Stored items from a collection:
================================
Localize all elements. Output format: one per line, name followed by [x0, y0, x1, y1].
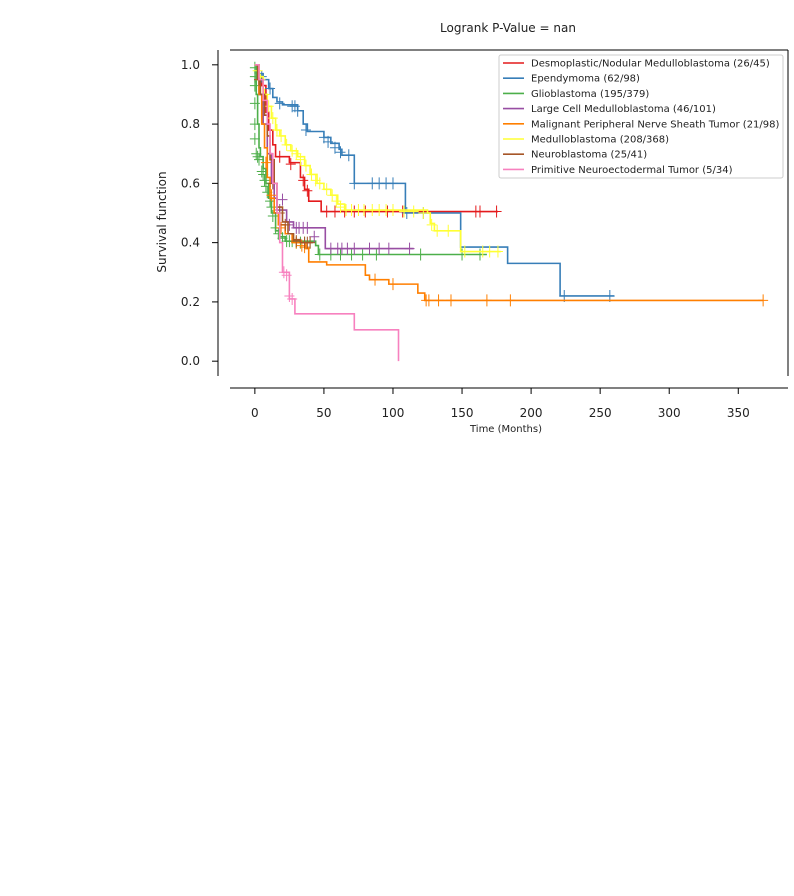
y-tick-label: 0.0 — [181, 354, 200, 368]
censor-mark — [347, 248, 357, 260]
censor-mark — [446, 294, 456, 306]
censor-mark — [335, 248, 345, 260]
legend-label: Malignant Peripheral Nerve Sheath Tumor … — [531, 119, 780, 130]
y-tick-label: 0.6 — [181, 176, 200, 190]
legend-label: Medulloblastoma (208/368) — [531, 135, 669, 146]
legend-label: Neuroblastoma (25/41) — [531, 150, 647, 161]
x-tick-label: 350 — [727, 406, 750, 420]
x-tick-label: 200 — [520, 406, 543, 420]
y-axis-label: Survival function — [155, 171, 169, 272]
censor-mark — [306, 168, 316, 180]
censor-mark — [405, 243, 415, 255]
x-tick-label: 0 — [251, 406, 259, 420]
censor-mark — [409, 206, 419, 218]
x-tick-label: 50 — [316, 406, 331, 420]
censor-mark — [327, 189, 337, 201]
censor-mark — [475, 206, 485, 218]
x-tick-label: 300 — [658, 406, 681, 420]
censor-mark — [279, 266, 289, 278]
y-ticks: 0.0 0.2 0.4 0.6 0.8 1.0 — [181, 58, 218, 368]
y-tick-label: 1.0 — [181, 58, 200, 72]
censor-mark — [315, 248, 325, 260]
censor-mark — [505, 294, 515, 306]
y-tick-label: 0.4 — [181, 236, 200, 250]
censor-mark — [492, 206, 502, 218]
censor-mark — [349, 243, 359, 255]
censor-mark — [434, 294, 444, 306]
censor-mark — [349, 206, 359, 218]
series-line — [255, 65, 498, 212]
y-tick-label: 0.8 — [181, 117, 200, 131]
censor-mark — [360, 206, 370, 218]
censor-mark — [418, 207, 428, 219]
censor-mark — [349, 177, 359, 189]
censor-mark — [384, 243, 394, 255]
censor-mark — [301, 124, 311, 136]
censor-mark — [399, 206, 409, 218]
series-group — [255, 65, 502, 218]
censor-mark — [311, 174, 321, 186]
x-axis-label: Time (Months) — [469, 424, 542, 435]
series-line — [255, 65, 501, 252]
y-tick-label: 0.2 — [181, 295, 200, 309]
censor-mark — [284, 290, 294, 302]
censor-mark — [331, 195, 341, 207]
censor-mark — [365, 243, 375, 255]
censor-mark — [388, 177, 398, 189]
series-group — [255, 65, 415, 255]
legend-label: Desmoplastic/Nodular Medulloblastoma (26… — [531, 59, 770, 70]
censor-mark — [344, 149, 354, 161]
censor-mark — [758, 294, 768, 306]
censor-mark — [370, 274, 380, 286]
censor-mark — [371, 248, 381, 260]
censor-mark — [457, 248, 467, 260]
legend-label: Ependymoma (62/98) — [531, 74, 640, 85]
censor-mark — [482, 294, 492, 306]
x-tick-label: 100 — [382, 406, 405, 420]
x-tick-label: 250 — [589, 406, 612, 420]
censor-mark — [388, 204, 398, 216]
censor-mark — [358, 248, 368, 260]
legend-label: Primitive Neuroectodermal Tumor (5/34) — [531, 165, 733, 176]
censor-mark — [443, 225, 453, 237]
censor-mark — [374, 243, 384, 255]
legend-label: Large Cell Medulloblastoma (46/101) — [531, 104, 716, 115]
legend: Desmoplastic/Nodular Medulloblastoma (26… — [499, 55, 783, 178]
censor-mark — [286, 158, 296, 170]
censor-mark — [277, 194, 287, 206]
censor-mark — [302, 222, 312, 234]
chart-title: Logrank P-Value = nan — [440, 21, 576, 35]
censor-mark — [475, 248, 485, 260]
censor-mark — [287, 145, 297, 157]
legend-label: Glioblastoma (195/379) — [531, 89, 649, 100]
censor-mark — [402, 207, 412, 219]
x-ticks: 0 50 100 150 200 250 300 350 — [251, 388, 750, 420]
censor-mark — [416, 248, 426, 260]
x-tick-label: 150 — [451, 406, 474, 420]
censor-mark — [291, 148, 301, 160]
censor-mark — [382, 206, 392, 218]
================================
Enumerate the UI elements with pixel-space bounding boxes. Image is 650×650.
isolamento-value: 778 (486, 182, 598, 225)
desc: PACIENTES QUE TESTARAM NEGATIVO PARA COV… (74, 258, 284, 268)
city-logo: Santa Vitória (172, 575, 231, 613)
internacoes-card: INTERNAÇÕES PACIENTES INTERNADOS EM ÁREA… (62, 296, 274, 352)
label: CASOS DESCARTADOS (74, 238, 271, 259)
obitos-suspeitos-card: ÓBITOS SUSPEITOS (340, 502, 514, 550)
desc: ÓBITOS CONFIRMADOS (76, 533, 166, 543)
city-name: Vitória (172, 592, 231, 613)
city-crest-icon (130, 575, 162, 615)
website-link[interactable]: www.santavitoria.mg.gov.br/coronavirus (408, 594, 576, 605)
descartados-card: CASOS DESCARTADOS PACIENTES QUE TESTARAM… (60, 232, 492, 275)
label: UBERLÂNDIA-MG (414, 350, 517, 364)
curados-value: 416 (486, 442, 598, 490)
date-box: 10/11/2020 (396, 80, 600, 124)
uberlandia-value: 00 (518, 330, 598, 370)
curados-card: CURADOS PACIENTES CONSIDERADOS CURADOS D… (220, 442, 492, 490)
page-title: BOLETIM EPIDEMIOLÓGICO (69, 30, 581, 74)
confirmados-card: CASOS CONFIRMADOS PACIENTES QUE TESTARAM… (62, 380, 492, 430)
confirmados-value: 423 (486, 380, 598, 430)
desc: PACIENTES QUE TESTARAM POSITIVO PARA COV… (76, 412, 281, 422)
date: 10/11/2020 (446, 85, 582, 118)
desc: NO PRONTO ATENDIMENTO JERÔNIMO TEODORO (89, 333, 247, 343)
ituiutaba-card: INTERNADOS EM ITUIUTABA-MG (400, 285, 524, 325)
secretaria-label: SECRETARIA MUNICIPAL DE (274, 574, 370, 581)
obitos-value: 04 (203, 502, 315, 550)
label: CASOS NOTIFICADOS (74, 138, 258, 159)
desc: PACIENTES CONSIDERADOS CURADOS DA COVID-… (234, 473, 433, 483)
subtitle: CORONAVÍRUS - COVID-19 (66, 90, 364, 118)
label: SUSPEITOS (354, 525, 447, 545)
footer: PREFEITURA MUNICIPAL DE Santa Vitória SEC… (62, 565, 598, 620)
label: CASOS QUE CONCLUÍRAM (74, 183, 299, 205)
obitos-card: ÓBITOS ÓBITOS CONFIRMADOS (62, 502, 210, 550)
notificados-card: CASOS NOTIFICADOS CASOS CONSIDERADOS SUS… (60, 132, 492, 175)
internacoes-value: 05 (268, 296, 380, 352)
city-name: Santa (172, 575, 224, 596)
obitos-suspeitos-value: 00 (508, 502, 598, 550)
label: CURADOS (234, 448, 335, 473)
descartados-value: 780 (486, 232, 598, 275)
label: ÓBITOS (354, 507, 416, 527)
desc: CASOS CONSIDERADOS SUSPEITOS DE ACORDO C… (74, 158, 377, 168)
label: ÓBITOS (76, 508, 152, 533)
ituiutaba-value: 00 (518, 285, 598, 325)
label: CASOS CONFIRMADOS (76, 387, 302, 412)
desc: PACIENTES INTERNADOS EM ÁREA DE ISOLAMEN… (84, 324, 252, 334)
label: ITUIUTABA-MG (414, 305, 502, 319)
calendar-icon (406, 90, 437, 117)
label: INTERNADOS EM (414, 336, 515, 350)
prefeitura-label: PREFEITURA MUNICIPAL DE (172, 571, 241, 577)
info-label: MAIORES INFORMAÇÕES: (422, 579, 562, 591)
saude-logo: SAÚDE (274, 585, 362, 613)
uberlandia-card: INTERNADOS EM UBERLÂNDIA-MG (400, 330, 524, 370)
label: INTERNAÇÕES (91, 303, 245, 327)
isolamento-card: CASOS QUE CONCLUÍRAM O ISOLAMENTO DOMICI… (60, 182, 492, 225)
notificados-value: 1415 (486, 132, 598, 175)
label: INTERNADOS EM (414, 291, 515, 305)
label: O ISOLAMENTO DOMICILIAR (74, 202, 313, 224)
================================
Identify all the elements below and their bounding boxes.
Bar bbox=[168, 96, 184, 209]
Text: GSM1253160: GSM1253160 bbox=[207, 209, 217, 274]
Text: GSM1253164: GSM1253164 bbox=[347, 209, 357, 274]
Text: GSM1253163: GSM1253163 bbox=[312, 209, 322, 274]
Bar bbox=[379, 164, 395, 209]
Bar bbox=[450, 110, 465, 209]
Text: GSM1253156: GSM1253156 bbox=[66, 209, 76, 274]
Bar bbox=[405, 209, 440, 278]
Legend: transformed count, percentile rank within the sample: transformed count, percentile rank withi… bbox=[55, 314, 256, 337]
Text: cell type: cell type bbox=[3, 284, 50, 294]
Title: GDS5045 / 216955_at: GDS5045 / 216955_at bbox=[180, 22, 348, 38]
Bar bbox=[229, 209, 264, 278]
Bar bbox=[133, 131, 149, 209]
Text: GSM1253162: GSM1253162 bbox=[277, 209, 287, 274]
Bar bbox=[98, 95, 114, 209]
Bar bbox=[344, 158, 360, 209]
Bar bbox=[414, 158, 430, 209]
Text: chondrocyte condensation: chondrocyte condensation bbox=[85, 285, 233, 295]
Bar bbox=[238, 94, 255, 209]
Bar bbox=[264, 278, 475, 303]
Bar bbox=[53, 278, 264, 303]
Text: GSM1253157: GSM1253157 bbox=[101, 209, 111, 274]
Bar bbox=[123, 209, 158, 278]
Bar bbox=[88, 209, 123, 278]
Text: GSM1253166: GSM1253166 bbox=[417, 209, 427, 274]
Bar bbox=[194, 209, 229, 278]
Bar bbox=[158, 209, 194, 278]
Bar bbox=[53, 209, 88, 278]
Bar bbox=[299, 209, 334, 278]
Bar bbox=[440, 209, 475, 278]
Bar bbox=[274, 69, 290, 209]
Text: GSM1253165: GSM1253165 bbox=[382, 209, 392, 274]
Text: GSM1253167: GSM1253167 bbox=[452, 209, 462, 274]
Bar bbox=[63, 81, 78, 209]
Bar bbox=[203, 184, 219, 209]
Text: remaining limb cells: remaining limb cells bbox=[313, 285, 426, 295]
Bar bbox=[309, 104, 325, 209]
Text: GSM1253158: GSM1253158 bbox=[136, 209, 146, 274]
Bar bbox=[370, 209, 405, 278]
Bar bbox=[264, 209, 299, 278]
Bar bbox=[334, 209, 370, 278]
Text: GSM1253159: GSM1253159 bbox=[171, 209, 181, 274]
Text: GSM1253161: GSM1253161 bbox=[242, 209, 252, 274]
================================
TASK ITEM » Gather all lines with the string "INTERNADOS" from the data.

EXERCISE SOLUTION »
internacoes-card: INTERNAÇÕES PACIENTES INTERNADOS EM ÁREA… (62, 296, 274, 352)
ituiutaba-card: INTERNADOS EM ITUIUTABA-MG (400, 285, 524, 325)
desc: PACIENTES INTERNADOS EM ÁREA DE ISOLAMEN… (84, 324, 252, 334)
label: INTERNADOS EM (414, 336, 515, 350)
uberlandia-card: INTERNADOS EM UBERLÂNDIA-MG (400, 330, 524, 370)
label: INTERNADOS EM (414, 291, 515, 305)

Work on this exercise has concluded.